Your objective:
Note each line that includes the word "this". Copy those lines.

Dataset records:
++++++++++
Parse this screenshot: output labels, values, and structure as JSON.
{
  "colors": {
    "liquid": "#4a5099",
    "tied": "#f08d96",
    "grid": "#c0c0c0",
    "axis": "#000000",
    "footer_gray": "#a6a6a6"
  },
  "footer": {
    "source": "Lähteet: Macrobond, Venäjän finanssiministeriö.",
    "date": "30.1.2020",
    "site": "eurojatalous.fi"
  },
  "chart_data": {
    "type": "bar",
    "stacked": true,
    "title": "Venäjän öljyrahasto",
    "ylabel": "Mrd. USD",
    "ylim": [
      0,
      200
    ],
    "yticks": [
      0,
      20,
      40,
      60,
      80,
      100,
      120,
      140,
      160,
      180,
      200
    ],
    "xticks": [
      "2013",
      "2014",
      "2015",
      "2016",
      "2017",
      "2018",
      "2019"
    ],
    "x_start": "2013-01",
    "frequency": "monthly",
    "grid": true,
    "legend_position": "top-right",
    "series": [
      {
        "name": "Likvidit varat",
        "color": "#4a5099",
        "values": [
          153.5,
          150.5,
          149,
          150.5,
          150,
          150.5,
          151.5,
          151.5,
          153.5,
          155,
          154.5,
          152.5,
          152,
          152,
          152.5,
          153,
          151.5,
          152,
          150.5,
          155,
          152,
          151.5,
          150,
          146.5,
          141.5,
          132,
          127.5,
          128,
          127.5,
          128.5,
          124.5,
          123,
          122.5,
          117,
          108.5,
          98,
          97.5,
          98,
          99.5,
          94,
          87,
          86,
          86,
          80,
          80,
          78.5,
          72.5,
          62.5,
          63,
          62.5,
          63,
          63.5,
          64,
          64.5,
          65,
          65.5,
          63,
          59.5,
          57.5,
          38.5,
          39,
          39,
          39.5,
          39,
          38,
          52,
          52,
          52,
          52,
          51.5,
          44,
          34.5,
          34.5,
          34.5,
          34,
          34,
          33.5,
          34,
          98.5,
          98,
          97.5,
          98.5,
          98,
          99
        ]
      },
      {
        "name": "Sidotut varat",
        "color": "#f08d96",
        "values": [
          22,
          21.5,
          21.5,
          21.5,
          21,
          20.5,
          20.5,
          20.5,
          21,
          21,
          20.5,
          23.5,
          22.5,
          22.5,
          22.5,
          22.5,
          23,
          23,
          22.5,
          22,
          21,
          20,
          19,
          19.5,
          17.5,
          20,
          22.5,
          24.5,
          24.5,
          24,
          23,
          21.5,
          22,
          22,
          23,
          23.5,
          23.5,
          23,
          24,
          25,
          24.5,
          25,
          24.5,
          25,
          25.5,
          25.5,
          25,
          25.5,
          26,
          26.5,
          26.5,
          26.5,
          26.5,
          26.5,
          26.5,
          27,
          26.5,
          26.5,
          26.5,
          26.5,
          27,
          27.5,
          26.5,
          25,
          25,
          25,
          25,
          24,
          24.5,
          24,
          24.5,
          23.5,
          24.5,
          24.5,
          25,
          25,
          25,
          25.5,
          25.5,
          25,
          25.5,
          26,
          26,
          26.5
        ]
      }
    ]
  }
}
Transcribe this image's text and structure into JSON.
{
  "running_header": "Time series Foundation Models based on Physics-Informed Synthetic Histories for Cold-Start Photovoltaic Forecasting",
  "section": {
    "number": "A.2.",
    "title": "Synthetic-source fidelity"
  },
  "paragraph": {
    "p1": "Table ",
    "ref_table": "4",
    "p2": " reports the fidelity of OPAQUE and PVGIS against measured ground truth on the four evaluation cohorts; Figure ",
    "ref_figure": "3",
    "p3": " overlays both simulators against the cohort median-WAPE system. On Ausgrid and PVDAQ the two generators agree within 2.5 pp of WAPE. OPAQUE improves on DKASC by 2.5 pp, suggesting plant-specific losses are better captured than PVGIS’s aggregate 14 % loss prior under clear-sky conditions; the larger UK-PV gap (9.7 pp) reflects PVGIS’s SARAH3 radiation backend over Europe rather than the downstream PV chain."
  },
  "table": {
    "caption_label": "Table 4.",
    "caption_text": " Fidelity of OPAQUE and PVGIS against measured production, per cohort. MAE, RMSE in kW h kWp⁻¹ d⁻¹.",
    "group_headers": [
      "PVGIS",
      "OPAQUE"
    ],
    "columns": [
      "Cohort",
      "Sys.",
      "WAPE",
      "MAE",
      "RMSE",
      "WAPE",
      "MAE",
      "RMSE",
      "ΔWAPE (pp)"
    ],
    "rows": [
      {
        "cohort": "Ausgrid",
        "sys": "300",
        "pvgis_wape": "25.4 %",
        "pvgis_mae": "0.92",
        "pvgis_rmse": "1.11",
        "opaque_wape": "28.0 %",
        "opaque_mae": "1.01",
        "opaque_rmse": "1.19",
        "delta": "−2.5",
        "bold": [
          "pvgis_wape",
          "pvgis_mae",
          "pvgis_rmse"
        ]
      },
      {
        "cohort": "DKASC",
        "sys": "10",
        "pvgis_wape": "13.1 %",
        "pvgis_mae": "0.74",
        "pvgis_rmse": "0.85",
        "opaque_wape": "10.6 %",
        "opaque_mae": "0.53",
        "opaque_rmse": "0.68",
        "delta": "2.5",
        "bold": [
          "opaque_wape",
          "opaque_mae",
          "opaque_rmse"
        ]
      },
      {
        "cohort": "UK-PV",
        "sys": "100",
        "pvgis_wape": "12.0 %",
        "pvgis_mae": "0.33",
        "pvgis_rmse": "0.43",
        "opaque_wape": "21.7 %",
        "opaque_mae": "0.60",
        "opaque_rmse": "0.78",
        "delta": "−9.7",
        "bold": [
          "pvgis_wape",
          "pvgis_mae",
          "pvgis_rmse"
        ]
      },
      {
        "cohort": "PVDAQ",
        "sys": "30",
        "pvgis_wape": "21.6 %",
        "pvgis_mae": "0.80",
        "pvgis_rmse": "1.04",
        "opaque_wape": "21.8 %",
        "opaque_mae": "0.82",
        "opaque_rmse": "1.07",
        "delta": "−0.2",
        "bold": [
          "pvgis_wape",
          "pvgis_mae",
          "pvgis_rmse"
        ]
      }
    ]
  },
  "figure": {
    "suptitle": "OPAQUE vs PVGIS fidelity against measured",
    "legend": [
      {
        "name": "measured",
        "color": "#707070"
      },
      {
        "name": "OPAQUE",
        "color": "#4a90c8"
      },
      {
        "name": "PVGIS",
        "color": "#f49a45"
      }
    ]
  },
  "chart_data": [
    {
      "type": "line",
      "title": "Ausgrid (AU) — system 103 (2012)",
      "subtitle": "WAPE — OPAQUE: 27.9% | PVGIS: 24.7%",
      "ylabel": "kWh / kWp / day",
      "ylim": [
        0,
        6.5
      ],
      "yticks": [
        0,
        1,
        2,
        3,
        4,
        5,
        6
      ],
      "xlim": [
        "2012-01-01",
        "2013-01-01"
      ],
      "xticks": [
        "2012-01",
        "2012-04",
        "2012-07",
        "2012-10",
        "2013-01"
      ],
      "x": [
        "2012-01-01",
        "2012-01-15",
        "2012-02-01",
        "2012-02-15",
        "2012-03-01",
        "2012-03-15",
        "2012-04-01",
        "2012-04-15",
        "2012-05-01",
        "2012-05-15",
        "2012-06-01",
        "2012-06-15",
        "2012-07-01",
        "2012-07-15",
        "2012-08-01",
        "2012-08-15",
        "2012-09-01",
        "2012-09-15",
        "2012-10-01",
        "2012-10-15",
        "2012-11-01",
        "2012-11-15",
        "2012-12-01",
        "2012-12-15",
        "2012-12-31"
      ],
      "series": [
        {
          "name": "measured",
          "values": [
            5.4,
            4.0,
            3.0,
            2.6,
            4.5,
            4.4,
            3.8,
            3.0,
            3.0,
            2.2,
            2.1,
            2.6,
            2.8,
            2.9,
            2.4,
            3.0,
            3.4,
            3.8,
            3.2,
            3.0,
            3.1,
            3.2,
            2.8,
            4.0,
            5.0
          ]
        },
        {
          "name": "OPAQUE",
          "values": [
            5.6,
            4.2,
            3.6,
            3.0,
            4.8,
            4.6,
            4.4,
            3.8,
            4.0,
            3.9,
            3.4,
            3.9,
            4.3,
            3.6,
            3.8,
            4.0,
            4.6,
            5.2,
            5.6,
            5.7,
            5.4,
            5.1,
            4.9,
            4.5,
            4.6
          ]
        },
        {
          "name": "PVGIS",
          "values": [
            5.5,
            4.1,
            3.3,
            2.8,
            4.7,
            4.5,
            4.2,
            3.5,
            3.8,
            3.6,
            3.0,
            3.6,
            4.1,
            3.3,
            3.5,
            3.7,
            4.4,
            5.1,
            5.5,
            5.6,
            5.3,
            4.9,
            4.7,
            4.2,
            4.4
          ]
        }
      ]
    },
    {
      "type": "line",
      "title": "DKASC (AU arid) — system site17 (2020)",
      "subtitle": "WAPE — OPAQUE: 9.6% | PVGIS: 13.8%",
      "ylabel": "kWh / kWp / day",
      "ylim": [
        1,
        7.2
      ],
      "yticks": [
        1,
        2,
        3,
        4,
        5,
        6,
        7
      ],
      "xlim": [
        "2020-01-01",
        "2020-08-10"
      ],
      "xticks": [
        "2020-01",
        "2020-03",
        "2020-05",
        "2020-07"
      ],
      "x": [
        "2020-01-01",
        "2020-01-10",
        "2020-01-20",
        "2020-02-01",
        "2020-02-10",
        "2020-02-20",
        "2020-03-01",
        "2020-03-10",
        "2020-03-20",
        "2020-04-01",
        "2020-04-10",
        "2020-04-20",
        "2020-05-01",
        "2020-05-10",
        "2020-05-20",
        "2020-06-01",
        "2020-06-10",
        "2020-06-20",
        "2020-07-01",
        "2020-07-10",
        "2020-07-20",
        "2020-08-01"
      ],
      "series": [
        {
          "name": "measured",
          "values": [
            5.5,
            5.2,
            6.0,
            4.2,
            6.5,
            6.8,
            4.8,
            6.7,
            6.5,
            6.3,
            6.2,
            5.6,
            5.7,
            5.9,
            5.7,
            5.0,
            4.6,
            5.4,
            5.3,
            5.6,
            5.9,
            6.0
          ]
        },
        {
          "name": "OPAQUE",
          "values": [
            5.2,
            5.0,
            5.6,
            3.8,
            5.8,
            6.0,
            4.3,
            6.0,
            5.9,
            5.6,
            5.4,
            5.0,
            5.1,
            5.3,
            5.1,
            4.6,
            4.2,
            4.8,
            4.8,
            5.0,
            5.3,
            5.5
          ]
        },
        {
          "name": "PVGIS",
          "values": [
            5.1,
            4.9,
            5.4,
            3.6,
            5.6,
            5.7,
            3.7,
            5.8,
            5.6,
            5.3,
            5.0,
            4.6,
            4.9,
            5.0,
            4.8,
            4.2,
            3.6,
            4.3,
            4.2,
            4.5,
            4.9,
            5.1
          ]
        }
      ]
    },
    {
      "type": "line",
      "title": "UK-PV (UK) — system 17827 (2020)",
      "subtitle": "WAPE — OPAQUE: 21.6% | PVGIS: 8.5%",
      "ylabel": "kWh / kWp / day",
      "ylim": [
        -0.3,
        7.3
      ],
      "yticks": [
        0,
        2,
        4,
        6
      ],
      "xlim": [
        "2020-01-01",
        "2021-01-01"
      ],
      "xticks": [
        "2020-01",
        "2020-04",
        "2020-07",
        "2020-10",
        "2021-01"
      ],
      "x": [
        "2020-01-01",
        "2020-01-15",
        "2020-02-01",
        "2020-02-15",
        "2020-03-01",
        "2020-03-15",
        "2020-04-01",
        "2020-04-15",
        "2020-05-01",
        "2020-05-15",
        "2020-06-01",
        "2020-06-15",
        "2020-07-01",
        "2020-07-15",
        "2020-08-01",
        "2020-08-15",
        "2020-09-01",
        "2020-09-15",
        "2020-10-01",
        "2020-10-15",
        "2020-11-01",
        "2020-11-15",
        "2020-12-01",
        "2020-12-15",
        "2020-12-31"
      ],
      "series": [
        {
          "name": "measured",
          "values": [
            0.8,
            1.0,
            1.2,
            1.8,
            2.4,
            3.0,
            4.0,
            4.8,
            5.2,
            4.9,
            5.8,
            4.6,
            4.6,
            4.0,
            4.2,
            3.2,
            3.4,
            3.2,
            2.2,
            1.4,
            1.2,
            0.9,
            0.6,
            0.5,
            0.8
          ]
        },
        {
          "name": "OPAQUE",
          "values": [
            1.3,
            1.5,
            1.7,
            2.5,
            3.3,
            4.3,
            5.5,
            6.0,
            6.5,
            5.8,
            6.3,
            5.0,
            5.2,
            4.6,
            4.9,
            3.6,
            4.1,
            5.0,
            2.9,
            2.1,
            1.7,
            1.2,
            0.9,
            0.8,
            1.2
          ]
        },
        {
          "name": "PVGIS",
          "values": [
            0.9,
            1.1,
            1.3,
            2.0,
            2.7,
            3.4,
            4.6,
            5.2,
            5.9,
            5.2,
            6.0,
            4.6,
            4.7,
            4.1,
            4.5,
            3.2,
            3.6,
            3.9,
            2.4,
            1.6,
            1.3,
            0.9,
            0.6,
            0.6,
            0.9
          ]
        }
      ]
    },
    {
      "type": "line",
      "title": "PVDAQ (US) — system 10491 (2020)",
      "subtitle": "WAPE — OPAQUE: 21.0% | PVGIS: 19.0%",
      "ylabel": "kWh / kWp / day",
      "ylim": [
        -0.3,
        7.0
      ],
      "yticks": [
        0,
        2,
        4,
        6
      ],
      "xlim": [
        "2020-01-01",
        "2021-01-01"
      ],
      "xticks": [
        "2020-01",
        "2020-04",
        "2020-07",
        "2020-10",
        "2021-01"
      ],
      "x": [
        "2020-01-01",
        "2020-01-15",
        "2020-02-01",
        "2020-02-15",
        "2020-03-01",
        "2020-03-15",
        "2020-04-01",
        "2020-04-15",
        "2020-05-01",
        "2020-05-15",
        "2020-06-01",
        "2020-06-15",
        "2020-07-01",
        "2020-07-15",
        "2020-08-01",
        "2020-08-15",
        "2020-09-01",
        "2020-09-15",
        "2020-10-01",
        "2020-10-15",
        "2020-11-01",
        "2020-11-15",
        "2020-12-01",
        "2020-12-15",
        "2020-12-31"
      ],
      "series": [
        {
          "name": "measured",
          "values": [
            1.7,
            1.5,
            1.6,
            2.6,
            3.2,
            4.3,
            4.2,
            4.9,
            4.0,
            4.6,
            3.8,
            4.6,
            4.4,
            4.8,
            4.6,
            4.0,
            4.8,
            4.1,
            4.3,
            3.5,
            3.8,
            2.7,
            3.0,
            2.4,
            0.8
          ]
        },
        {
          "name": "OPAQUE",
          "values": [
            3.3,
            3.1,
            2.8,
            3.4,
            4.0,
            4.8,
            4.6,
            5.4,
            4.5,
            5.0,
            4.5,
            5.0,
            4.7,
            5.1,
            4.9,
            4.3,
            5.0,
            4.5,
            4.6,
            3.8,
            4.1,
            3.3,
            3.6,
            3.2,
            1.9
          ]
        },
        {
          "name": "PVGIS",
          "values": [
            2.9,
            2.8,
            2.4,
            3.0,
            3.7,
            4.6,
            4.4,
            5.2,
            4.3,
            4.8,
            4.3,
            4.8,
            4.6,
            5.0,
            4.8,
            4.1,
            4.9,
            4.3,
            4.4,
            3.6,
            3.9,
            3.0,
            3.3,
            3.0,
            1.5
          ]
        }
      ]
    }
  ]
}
++++++++++
The output:
Parse this screenshot: output labels, values, and structure as JSON.
Transcribe this image's text and structure into JSON.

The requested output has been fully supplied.